● **Instructions to follow**
From the listing below, pull each line that includes "time".

(Stored data)
◆ ◆ ◆ ◆

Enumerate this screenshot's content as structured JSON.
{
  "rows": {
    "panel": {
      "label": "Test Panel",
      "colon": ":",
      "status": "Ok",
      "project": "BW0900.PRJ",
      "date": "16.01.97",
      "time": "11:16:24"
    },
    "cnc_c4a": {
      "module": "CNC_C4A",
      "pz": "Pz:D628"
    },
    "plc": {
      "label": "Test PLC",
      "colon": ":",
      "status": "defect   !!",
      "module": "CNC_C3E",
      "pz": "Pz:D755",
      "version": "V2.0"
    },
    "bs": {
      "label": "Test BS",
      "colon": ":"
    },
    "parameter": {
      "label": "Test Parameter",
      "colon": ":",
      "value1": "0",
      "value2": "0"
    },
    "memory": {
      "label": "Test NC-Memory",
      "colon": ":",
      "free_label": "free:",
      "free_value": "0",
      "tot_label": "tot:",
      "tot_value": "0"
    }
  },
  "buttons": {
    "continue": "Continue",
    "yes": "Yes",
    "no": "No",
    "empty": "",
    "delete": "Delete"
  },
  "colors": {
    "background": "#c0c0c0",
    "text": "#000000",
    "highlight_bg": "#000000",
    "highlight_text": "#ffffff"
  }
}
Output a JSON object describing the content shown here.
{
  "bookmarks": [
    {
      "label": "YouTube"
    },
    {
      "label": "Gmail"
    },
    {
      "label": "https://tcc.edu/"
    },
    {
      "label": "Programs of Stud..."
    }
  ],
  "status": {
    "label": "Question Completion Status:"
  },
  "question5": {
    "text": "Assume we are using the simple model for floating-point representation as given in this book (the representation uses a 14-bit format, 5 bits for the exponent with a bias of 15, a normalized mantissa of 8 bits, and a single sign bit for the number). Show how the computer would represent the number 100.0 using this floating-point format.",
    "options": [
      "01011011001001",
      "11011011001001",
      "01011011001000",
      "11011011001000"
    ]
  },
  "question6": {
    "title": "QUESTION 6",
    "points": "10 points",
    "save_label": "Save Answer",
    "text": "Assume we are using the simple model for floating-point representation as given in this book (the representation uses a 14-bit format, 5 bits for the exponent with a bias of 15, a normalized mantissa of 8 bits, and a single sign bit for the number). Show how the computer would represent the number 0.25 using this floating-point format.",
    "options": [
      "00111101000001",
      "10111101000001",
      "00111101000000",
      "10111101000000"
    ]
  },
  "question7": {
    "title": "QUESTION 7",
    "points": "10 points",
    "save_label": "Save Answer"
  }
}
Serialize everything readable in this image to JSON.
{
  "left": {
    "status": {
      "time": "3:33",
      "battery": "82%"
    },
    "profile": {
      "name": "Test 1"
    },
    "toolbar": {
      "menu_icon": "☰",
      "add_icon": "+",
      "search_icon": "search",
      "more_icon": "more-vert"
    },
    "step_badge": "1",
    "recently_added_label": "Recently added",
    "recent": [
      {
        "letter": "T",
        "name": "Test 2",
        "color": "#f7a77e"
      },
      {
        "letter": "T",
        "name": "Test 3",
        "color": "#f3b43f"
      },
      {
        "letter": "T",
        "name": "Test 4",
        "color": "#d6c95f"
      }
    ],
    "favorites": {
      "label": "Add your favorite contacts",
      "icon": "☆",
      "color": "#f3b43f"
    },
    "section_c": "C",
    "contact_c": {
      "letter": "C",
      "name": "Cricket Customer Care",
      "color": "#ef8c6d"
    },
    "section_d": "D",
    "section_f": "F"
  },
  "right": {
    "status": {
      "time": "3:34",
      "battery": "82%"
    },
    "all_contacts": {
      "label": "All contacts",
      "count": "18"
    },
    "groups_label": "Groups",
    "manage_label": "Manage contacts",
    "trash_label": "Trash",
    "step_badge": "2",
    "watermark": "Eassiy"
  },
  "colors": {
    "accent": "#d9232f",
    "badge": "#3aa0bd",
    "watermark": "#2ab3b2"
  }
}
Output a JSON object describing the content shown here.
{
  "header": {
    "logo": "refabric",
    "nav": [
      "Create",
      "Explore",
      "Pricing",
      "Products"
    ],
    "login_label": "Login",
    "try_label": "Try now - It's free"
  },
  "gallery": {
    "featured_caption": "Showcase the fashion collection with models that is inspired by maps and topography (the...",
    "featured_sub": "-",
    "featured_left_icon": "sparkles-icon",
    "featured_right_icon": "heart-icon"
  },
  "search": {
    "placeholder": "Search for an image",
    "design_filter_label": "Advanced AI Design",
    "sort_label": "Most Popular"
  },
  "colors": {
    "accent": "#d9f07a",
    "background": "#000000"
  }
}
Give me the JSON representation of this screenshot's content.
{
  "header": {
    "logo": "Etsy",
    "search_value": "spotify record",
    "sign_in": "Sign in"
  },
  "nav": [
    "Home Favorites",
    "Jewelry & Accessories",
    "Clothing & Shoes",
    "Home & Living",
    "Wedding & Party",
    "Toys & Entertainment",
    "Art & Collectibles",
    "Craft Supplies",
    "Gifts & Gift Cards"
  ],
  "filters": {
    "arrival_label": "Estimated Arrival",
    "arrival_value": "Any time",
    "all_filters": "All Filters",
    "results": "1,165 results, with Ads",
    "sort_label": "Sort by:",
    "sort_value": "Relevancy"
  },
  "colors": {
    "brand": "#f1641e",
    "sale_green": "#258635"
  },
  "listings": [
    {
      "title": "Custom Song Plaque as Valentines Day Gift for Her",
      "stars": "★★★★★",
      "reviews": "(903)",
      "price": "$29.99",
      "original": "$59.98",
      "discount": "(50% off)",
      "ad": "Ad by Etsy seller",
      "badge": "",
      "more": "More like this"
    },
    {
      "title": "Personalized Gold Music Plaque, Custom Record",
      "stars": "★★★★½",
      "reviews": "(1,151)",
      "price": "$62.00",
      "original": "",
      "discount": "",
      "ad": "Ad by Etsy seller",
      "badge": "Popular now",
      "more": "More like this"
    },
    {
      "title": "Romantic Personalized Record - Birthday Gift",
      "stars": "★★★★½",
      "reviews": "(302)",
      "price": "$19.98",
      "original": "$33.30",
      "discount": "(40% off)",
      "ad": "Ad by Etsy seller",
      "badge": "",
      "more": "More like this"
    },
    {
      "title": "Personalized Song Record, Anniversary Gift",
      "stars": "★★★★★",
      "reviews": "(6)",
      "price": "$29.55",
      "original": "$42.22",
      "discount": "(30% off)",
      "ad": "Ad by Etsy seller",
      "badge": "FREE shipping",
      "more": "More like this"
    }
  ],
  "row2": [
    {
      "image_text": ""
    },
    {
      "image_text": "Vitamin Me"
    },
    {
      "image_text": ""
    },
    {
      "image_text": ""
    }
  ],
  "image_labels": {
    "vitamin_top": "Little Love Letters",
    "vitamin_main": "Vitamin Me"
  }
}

◆ ◆ ◆ ◆

● **Answer to the exercise**
      "time": "11:16:24"
      "time": "3:33",
      "time": "3:34",
    "arrival_value": "Any time",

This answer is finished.